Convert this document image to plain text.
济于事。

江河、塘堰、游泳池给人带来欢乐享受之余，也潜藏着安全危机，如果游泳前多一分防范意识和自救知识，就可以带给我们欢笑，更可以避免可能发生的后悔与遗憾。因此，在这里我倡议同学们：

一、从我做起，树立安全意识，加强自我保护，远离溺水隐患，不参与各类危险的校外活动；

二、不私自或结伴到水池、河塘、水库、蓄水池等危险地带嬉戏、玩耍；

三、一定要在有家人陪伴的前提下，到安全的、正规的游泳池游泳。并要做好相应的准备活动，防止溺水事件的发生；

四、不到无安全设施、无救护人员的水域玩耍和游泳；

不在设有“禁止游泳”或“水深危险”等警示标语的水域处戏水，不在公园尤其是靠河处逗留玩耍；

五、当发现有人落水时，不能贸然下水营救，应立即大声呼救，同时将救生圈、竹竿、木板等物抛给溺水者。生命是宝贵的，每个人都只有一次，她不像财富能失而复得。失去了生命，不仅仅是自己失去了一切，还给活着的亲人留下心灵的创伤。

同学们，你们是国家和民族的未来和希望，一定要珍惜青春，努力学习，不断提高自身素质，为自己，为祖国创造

==

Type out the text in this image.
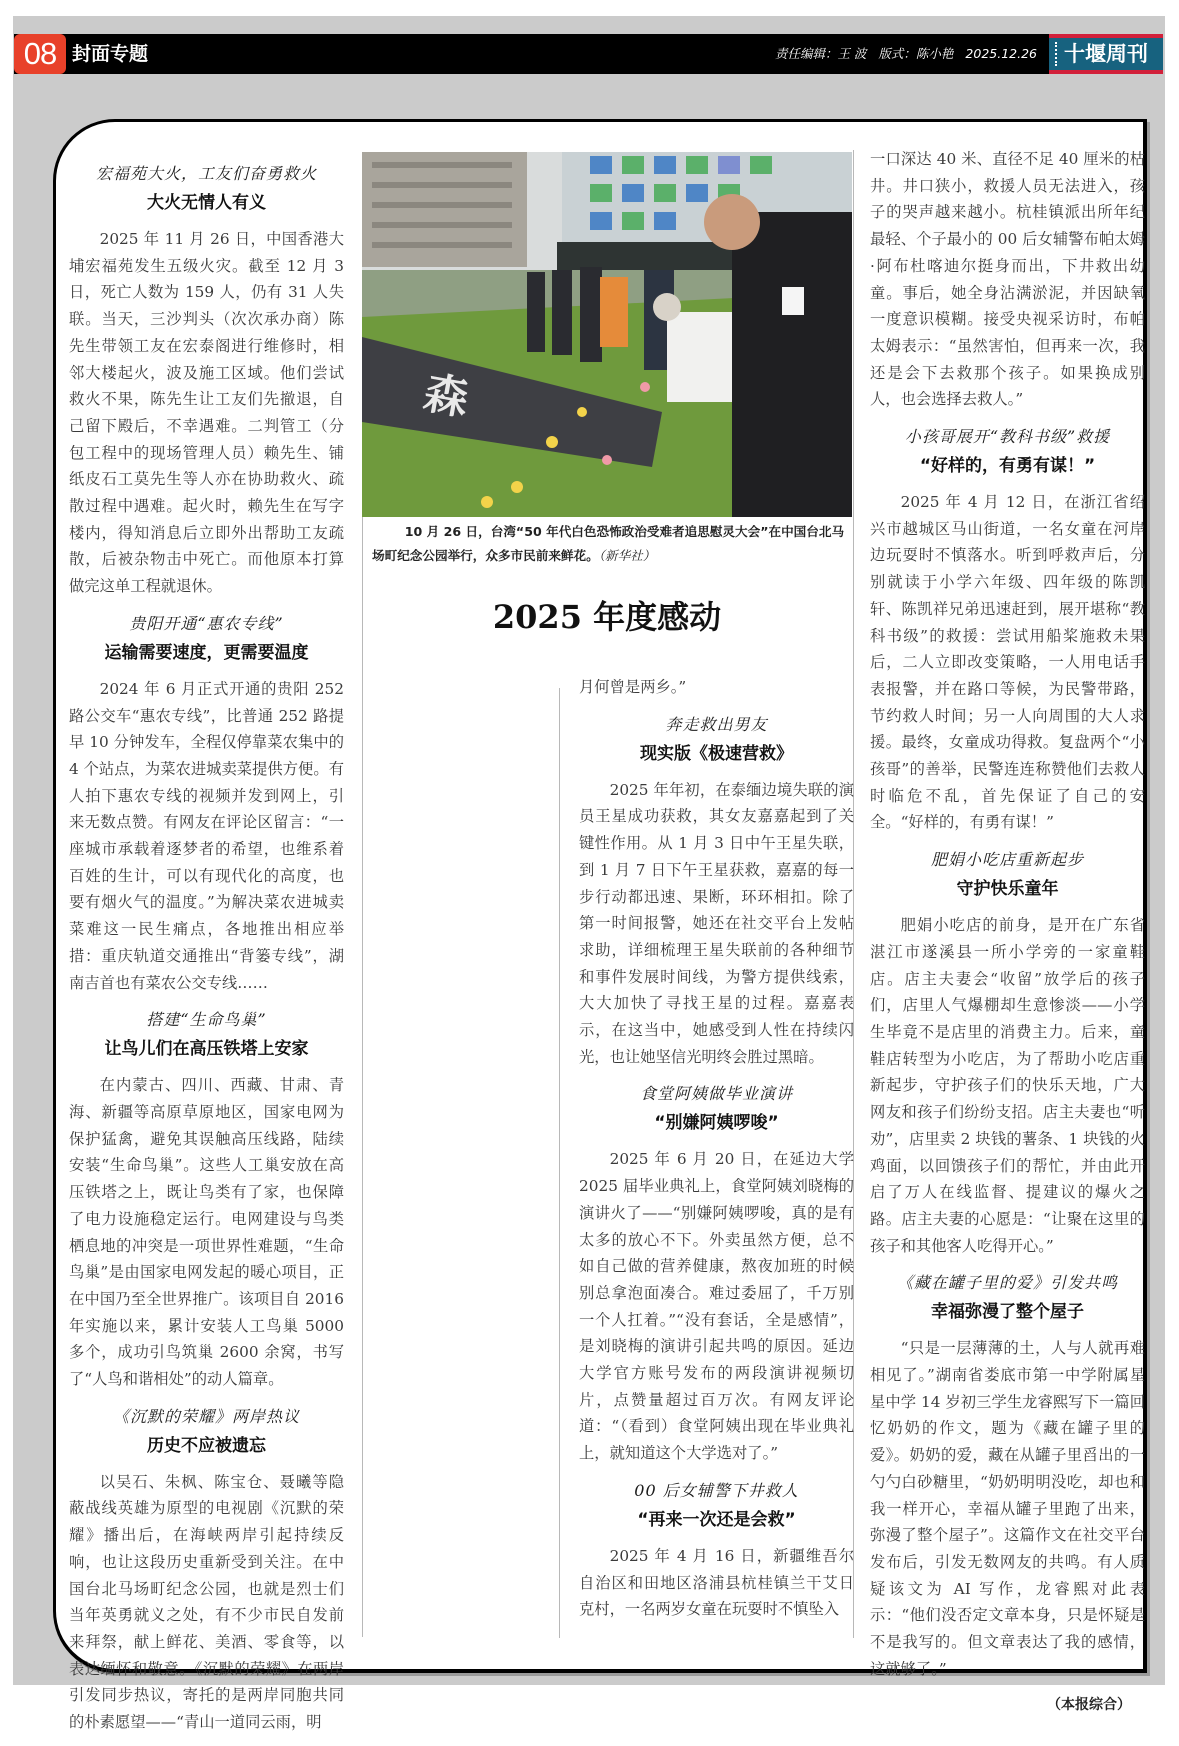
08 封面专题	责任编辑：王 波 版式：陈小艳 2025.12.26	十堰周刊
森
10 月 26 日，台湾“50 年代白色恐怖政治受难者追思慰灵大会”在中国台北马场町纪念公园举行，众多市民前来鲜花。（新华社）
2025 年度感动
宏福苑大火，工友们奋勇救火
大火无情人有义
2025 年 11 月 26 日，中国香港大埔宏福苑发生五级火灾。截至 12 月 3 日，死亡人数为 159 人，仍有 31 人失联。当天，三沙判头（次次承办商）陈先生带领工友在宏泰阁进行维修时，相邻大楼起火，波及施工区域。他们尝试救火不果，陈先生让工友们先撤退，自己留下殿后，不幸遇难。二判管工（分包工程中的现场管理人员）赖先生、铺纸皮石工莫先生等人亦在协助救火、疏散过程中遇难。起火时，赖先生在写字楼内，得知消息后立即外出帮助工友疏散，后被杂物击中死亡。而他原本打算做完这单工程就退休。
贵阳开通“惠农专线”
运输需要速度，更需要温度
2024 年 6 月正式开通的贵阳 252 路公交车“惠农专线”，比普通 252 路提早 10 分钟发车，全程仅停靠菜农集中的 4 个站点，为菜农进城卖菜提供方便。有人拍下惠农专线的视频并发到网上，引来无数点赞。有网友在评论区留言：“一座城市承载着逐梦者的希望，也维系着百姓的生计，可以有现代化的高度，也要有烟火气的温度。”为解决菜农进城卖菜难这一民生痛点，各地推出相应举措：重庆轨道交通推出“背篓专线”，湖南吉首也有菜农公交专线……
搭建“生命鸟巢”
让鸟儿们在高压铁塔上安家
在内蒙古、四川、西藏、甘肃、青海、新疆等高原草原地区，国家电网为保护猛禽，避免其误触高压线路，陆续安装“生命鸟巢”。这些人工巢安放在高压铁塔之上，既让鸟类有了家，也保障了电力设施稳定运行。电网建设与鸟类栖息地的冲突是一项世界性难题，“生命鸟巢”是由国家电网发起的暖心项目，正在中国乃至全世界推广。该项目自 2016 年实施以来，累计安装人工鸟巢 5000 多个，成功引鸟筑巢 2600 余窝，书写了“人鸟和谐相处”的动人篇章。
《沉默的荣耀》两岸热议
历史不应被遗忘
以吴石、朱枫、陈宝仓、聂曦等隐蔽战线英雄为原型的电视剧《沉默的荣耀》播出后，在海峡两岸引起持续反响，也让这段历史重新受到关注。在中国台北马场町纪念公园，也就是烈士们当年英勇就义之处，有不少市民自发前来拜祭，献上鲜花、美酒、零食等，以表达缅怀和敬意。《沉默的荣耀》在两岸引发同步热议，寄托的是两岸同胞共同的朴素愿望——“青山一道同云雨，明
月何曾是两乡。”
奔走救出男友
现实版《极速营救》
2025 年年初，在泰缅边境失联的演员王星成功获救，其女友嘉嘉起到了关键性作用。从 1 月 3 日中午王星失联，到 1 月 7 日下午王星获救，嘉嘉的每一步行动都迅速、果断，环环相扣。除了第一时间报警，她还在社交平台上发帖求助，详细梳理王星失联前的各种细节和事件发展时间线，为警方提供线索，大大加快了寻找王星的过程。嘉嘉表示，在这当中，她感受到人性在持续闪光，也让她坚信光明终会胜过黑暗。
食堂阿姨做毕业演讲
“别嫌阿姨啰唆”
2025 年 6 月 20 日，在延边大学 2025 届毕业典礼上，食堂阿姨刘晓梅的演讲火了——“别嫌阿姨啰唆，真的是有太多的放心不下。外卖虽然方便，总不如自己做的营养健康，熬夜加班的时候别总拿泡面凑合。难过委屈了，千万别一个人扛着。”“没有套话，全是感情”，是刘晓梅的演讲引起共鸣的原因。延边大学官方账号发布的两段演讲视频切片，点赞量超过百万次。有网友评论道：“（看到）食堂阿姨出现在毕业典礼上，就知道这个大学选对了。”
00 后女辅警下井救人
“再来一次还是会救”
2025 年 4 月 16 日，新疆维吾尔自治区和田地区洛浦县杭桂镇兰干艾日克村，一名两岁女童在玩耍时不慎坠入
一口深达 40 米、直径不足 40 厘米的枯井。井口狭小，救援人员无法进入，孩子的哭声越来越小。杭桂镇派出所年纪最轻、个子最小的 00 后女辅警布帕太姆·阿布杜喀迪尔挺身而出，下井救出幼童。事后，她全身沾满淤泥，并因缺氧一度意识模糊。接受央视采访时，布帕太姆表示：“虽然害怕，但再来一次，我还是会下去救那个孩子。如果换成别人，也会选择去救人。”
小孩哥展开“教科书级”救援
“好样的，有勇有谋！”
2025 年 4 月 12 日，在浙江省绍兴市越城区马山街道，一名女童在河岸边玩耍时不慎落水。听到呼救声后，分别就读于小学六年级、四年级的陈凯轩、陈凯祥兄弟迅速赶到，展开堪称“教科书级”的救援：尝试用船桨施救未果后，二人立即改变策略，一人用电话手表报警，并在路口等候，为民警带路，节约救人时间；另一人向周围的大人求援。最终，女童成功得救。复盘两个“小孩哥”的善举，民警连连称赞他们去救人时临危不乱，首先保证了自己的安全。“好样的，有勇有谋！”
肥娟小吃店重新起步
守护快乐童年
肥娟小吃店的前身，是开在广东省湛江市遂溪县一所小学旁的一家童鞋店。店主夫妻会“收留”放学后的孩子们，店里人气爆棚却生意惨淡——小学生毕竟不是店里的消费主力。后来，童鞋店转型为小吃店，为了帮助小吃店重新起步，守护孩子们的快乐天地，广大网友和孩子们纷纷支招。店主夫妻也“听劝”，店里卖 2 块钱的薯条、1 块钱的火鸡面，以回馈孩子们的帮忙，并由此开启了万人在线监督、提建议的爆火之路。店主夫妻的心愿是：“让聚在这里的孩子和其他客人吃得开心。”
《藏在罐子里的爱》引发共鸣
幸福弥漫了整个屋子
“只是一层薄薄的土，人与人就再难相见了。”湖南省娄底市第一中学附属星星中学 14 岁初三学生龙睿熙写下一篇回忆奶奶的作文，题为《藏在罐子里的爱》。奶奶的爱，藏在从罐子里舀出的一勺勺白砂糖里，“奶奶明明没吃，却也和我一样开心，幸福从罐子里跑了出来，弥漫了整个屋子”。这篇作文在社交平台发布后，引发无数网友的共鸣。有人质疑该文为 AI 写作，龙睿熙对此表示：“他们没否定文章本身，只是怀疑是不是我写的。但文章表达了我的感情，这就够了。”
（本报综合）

* * *

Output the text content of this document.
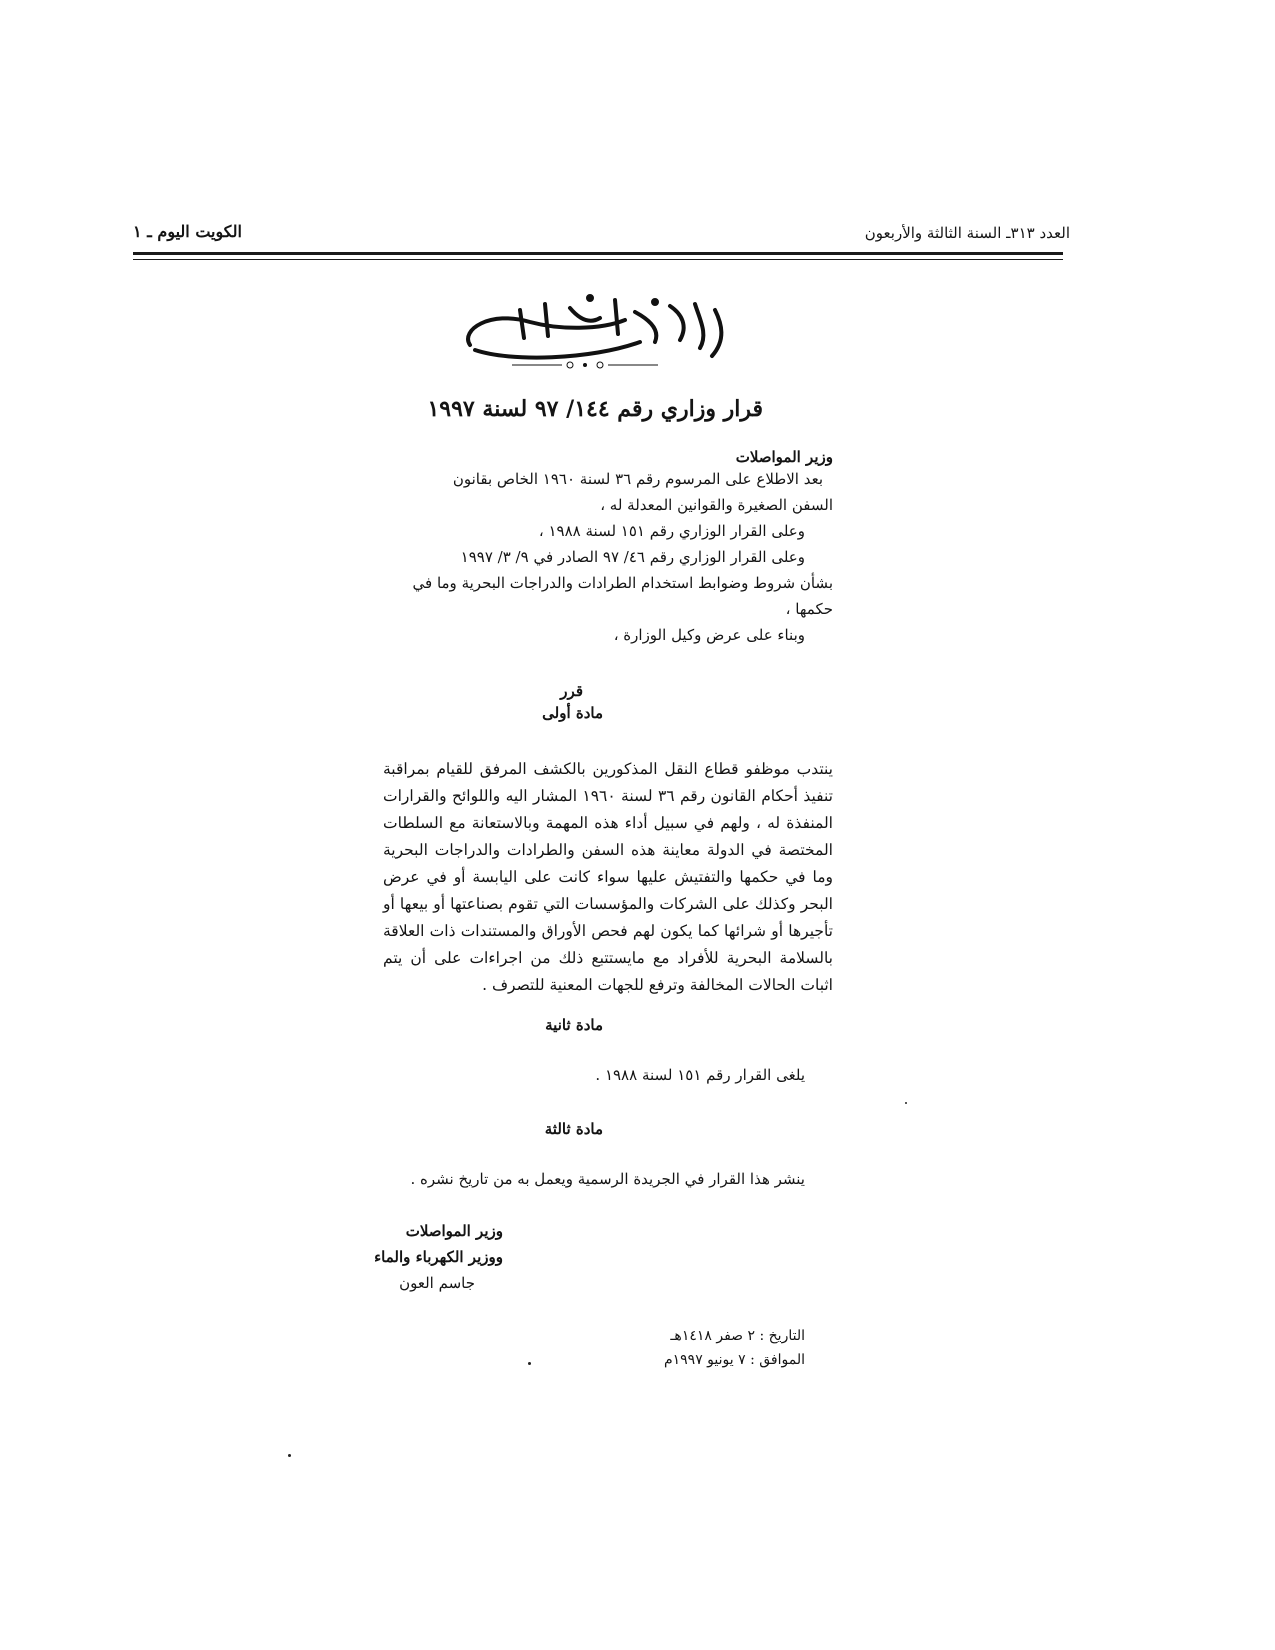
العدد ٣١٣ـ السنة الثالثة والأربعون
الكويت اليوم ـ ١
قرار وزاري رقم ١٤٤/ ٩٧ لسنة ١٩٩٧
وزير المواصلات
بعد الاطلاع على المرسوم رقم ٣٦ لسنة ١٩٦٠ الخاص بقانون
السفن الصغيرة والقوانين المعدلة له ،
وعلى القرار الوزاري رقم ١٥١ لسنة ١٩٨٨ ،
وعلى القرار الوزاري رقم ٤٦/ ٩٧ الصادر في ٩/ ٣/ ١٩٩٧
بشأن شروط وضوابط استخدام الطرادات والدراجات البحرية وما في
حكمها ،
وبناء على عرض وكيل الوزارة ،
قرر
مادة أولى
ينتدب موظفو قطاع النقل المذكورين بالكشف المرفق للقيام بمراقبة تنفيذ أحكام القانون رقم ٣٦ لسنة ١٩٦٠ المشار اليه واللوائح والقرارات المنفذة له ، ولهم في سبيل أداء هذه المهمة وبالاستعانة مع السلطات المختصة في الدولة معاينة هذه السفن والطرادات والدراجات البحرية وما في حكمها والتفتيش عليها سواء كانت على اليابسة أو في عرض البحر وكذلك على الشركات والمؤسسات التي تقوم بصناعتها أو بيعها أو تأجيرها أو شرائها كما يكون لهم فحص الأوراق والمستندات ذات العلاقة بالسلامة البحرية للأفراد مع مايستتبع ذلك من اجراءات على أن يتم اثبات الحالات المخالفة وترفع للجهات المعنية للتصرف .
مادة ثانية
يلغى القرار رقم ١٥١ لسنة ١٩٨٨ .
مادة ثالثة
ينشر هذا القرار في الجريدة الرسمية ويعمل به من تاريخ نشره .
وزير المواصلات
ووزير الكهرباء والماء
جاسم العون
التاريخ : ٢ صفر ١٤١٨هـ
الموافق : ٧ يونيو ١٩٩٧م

### TASK STATEMENT
Take each line containing the string "this" and copy it out.

### CORRECT RESULT
Convert this document image to plain text.
Type out the text in this image.
Output the text content of this document.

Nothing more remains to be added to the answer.